#### Provided material
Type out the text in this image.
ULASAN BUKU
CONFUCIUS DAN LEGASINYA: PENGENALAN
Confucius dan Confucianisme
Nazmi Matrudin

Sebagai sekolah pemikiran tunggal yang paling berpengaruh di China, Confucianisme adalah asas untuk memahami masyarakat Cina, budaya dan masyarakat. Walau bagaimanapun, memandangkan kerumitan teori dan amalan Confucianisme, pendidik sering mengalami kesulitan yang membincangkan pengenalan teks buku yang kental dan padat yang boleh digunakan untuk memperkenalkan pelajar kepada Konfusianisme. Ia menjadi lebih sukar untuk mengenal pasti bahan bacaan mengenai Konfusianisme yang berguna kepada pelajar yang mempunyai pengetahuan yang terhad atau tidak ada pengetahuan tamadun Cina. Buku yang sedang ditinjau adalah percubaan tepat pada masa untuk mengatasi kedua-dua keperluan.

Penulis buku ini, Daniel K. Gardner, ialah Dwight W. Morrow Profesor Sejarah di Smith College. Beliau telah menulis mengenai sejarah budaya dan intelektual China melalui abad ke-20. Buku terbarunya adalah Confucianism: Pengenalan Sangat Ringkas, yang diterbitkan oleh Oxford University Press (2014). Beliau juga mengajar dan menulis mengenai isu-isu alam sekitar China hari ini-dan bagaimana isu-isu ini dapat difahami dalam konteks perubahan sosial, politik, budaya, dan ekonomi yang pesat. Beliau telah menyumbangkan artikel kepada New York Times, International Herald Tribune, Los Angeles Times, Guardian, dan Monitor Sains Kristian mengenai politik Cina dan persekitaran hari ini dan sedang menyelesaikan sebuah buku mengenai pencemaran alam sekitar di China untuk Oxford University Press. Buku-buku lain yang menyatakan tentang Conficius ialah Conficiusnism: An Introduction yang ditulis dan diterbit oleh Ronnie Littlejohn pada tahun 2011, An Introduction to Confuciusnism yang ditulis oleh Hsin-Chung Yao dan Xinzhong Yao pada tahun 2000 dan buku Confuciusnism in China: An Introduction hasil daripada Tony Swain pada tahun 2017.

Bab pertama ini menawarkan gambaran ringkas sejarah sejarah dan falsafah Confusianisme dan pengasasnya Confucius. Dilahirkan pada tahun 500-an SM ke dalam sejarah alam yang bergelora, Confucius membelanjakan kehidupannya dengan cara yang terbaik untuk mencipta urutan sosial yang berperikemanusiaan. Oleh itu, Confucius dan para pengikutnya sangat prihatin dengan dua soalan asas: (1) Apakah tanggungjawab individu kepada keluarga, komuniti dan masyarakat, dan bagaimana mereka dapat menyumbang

#### Written request
Reproduce the entries above exactly.

#### Solved problem
Type out the text in this image.
ULASAN BUKU
CONFUCIUS DAN LEGASINYA: PENGENALAN
Confucius dan Confucianisme
Nazmi Matrudin

Sebagai sekolah pemikiran tunggal yang paling berpengaruh di China, Confucianisme adalah asas untuk memahami masyarakat Cina, budaya dan masyarakat. Walau bagaimanapun, memandangkan kerumitan teori dan amalan Confucianisme, pendidik sering mengalami kesulitan yang membincangkan pengenalan teks buku yang kental dan padat yang boleh digunakan untuk memperkenalkan pelajar kepada Konfusianisme. Ia menjadi lebih sukar untuk mengenal pasti bahan bacaan mengenai Konfusianisme yang berguna kepada pelajar yang mempunyai pengetahuan yang terhad atau tidak ada pengetahuan tamadun Cina. Buku yang sedang ditinjau adalah percubaan tepat pada masa untuk mengatasi kedua-dua keperluan.

Penulis buku ini, Daniel K. Gardner, ialah Dwight W. Morrow Profesor Sejarah di Smith College. Beliau telah menulis mengenai sejarah budaya dan intelektual China melalui abad ke-20. Buku terbarunya adalah Confucianism: Pengenalan Sangat Ringkas, yang diterbitkan oleh Oxford University Press (2014). Beliau juga mengajar dan menulis mengenai isu-isu alam sekitar China hari ini-dan bagaimana isu-isu ini dapat difahami dalam konteks perubahan sosial, politik, budaya, dan ekonomi yang pesat. Beliau telah menyumbangkan artikel kepada New York Times, International Herald Tribune, Los Angeles Times, Guardian, dan Monitor Sains Kristian mengenai politik Cina dan persekitaran hari ini dan sedang menyelesaikan sebuah buku mengenai pencemaran alam sekitar di China untuk Oxford University Press. Buku-buku lain yang menyatakan tentang Conficius ialah Conficiusnism: An Introduction yang ditulis dan diterbit oleh Ronnie Littlejohn pada tahun 2011, An Introduction to Confuciusnism yang ditulis oleh Hsin-Chung Yao dan Xinzhong Yao pada tahun 2000 dan buku Confuciusnism in China: An Introduction hasil daripada Tony Swain pada tahun 2017.

Bab pertama ini menawarkan gambaran ringkas sejarah sejarah dan falsafah Confusianisme dan pengasasnya Confucius. Dilahirkan pada tahun 500-an SM ke dalam sejarah alam yang bergelora, Confucius membelanjakan kehidupannya dengan cara yang terbaik untuk mencipta urutan sosial yang berperikemanusiaan. Oleh itu, Confucius dan para pengikutnya sangat prihatin dengan dua soalan asas: (1) Apakah tanggungjawab individu kepada keluarga, komuniti dan masyarakat, dan bagaimana mereka dapat menyumbang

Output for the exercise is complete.